Dataset content:

──────────

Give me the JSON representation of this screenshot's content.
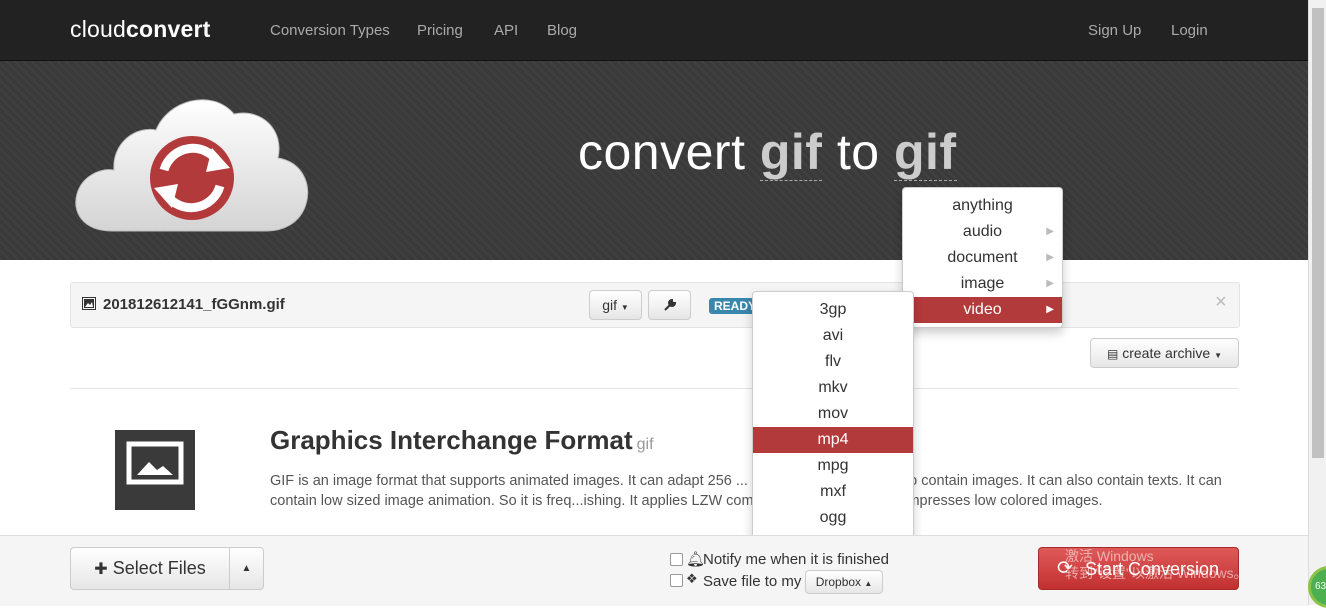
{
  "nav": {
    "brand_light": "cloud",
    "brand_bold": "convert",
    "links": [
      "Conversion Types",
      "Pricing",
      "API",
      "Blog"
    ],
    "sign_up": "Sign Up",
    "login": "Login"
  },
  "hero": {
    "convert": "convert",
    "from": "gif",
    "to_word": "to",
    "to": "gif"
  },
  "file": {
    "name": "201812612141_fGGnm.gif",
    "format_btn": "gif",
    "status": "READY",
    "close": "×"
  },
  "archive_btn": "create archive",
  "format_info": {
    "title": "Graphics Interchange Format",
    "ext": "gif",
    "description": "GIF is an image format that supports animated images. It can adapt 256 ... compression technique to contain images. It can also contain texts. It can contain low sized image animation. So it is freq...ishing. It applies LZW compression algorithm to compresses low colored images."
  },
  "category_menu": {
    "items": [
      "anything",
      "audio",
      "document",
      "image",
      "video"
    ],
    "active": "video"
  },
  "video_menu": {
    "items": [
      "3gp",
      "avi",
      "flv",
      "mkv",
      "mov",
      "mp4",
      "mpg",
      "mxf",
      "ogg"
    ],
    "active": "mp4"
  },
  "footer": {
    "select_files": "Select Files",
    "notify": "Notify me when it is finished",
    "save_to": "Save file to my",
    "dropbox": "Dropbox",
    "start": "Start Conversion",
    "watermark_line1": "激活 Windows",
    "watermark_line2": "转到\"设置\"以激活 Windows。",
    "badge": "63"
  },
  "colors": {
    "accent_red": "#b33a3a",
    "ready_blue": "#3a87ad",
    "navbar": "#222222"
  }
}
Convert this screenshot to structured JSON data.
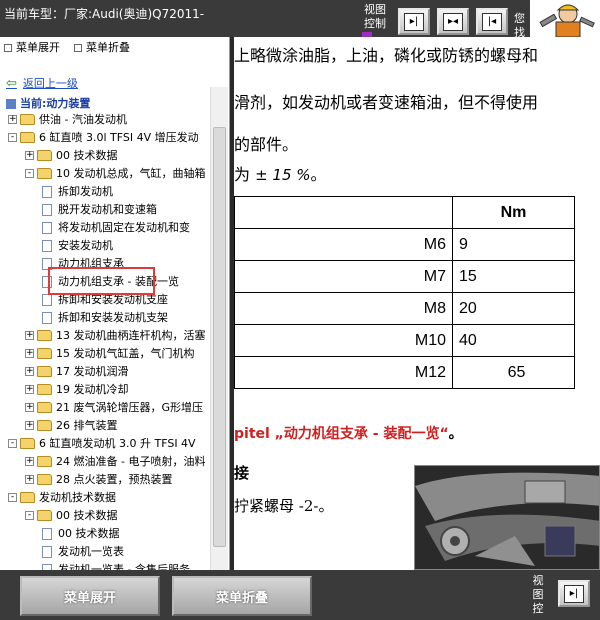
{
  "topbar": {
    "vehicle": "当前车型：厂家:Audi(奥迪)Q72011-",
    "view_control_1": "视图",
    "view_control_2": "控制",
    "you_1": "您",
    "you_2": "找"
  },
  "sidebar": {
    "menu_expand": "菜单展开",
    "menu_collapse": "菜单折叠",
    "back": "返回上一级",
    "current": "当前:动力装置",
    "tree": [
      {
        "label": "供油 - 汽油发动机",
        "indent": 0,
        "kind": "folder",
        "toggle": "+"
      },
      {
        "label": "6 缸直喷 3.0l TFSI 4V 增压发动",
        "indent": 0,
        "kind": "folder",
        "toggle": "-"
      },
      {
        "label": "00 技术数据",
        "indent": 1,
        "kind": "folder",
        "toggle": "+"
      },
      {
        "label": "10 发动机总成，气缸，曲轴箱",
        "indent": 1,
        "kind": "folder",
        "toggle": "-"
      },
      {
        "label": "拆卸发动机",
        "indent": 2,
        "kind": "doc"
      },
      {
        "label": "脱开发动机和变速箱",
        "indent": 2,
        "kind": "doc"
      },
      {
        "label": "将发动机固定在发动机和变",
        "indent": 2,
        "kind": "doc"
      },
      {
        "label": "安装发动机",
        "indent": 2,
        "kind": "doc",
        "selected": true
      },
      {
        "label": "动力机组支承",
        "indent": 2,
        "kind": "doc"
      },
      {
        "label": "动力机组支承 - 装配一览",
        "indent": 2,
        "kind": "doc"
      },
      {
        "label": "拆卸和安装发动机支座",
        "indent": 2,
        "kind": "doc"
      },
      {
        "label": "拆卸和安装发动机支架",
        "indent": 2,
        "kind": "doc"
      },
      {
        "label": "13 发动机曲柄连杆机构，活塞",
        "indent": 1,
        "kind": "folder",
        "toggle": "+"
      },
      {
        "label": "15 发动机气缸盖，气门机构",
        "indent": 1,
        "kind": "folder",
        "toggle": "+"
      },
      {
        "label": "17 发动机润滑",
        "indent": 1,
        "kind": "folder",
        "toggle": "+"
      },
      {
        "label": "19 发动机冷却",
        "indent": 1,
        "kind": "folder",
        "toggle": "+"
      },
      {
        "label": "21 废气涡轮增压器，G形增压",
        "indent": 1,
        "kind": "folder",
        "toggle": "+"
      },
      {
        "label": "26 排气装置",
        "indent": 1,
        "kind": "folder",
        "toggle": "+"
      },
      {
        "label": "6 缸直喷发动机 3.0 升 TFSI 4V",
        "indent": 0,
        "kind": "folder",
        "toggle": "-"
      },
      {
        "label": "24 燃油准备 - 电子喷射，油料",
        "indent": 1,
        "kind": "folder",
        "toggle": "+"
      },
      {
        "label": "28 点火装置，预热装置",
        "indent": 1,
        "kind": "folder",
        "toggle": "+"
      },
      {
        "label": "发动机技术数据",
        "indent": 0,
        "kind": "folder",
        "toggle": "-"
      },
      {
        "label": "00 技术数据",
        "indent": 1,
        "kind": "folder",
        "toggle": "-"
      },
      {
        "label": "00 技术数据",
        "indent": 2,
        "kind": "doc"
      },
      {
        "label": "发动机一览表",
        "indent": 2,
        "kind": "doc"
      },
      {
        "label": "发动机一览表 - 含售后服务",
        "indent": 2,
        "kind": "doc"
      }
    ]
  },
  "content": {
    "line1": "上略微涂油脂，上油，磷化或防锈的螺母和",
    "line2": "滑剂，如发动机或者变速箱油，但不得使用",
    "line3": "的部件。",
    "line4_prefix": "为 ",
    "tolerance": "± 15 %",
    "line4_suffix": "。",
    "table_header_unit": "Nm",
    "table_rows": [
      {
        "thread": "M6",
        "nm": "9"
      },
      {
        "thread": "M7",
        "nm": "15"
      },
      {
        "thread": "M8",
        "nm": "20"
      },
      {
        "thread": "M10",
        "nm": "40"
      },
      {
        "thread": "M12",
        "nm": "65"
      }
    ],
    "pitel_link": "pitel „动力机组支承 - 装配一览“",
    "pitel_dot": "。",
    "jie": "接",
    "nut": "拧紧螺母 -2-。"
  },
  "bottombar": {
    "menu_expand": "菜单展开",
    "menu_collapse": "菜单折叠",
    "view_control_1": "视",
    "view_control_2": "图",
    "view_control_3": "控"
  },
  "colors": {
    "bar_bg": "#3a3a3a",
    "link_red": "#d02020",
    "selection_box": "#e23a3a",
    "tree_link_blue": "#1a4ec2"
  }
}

──────────

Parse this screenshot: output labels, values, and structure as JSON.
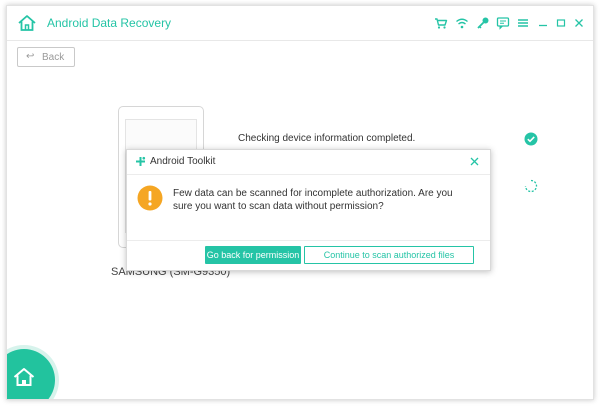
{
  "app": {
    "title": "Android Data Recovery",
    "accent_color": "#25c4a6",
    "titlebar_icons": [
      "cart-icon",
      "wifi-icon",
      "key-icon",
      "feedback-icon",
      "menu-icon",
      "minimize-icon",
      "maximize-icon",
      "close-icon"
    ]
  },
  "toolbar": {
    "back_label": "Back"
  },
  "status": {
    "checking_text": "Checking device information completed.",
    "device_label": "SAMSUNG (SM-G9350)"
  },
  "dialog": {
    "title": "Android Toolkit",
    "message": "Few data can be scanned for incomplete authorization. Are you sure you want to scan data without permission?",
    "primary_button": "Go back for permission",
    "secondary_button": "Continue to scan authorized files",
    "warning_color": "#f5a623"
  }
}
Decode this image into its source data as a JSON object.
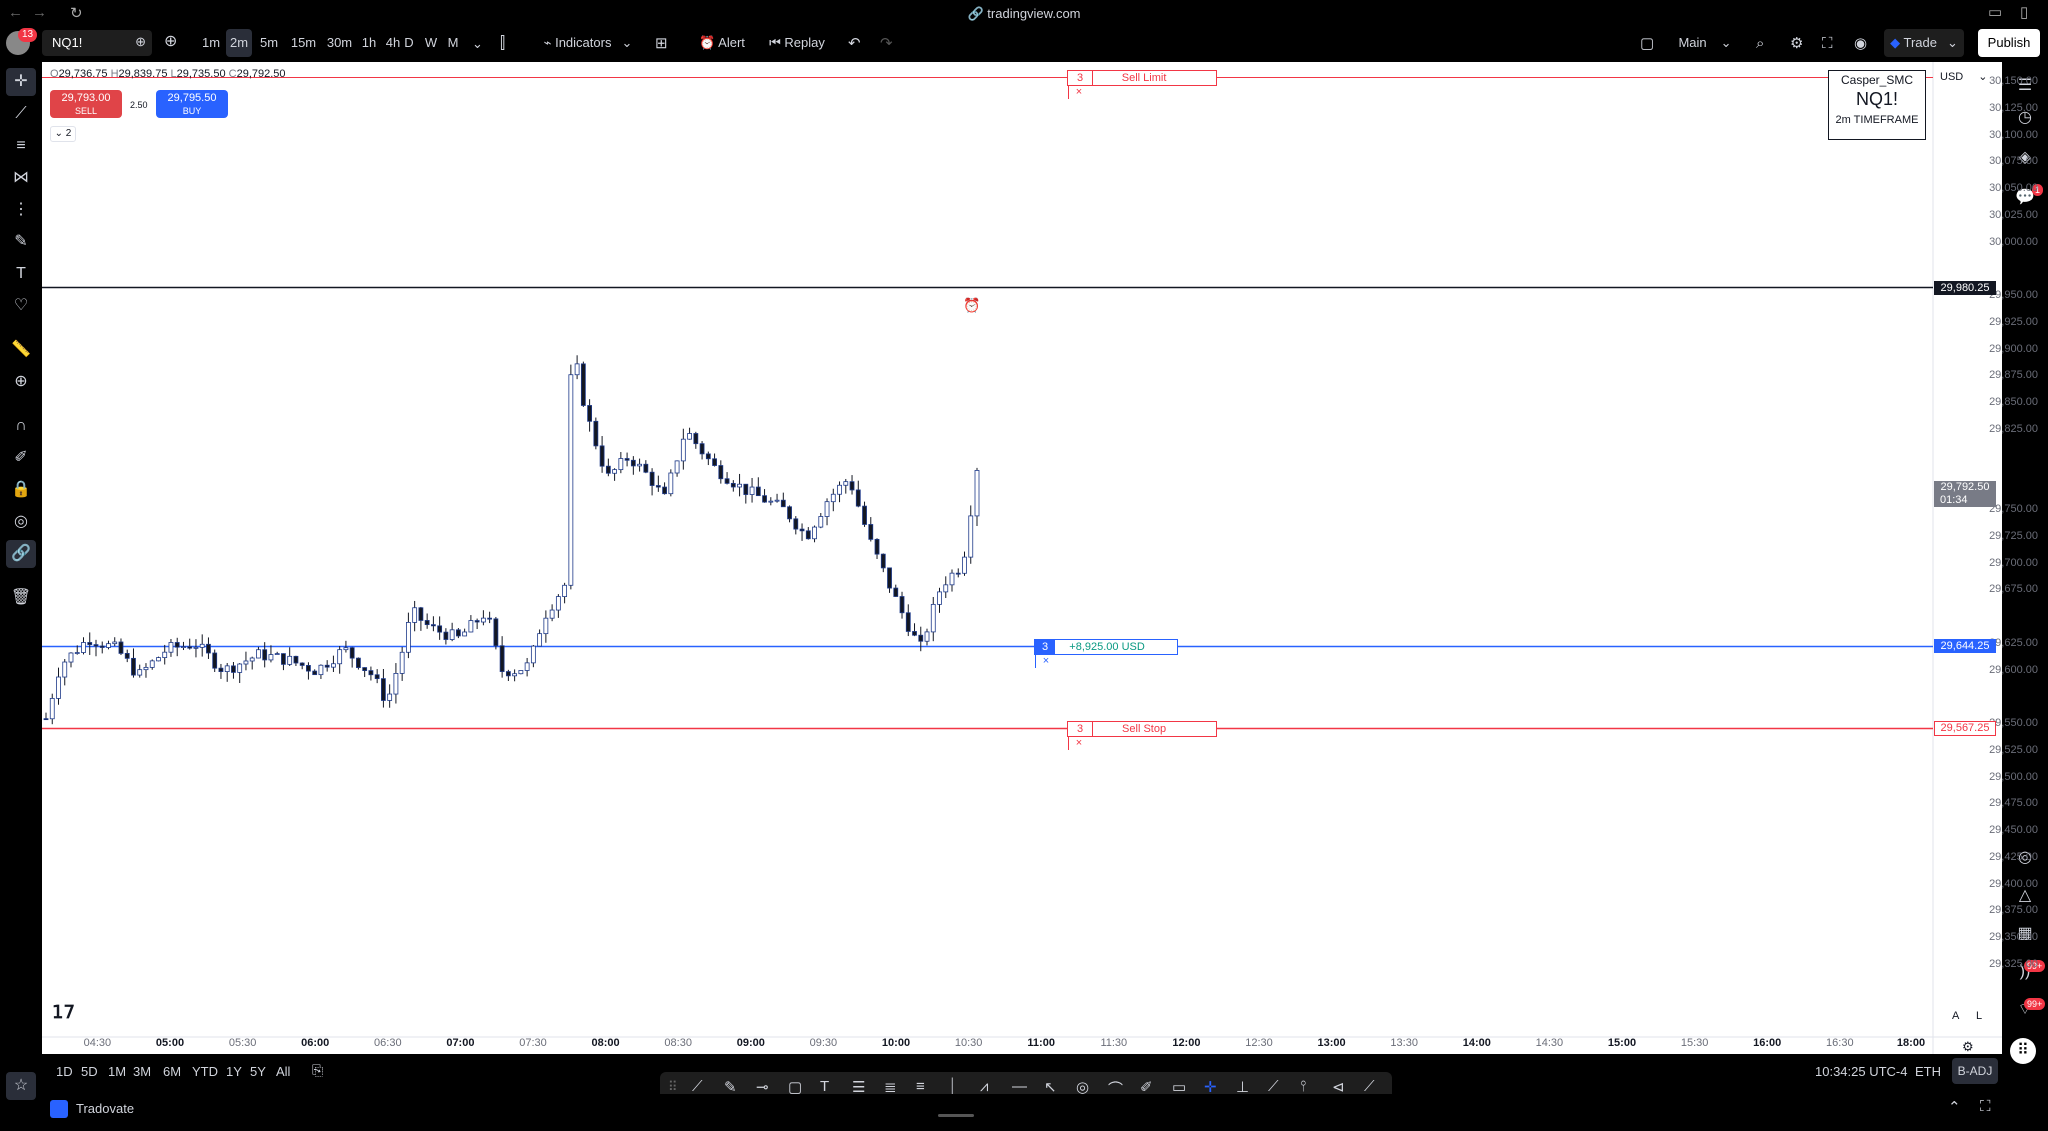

──────────

Description of the task:
Copy the lines above exactly, starting at the one with "Parse this screenshot: output" and ending at the one with "Decode this image", both included. Leave out any pictures and add nothing else.

Output:
Parse this screenshot: output labels, values, and structure as JSON.
{
  "app": {
    "title": "Android Data Recovery",
    "accent_color": "#25c4a6",
    "titlebar_icons": [
      "cart-icon",
      "wifi-icon",
      "key-icon",
      "feedback-icon",
      "menu-icon",
      "minimize-icon",
      "maximize-icon",
      "close-icon"
    ]
  },
  "toolbar": {
    "back_label": "Back"
  },
  "status": {
    "checking_text": "Checking device information completed.",
    "device_label": "SAMSUNG (SM-G9350)"
  },
  "dialog": {
    "title": "Android Toolkit",
    "message": "Few data can be scanned for incomplete authorization. Are you sure you want to scan data without permission?",
    "primary_button": "Go back for permission",
    "secondary_button": "Continue to scan authorized files",
    "warning_color": "#f5a623"
  }
}
Decode this image into its source data as a JSON object.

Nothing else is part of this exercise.